■ The request ■
Do not carry the pictures over; copy every other part of the entries exactly.

++++++++++

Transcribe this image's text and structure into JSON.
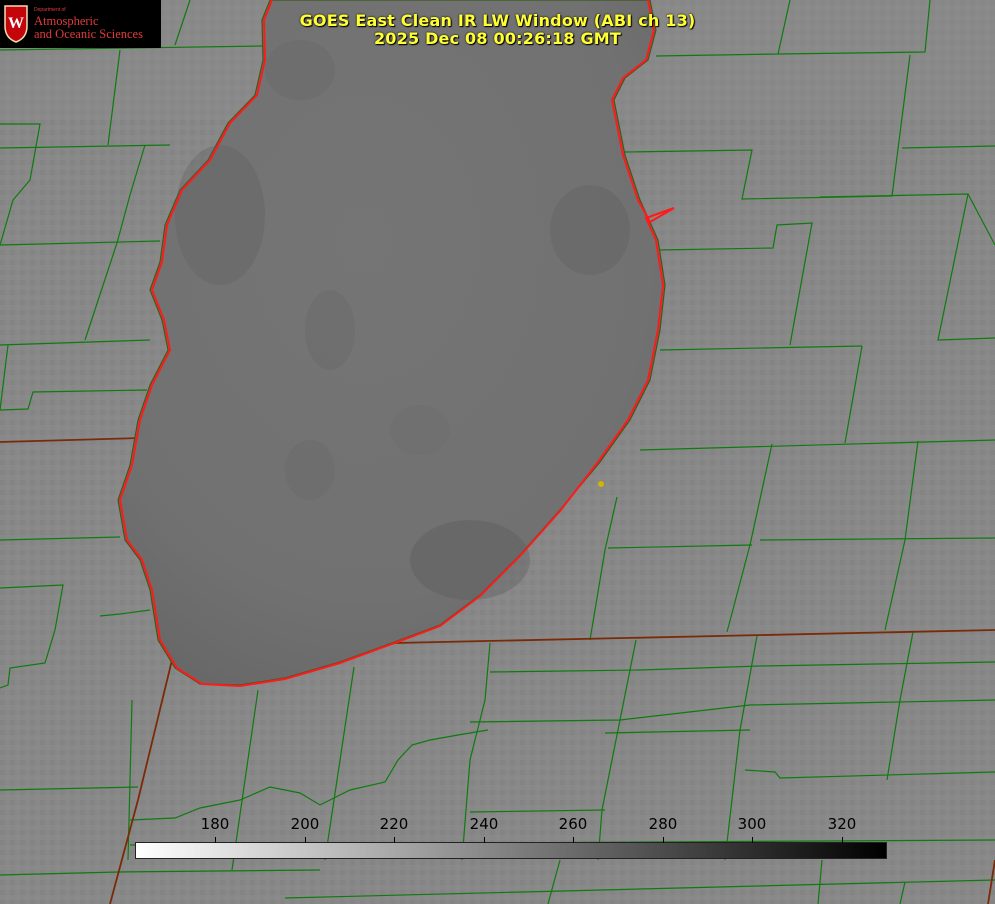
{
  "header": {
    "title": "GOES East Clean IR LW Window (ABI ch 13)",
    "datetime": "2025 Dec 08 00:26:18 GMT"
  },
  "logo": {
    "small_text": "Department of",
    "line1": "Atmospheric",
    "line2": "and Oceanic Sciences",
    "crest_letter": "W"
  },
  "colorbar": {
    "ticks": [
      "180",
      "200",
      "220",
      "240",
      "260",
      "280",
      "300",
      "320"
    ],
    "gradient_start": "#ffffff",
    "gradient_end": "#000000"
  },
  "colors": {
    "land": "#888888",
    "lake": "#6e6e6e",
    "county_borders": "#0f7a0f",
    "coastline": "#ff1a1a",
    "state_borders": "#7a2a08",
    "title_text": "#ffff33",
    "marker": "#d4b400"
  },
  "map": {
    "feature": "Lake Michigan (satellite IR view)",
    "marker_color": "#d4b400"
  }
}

++++++++++

■ Response for this exercise ■
Transcribe this image's text and structure into JSON.
{
  "header": {
    "title": "GOES East Clean IR LW Window (ABI ch 13)",
    "datetime": "2025 Dec 08 00:26:18 GMT"
  },
  "logo": {
    "small_text": "Department of",
    "line1": "Atmospheric",
    "line2": "and Oceanic Sciences",
    "crest_letter": "W"
  },
  "colorbar": {
    "ticks": [
      "180",
      "200",
      "220",
      "240",
      "260",
      "280",
      "300",
      "320"
    ],
    "gradient_start": "#ffffff",
    "gradient_end": "#000000"
  },
  "colors": {
    "land": "#888888",
    "lake": "#6e6e6e",
    "county_borders": "#0f7a0f",
    "coastline": "#ff1a1a",
    "state_borders": "#7a2a08",
    "title_text": "#ffff33",
    "marker": "#d4b400"
  },
  "map": {
    "feature": "Lake Michigan (satellite IR view)",
    "marker_color": "#d4b400"
  }
}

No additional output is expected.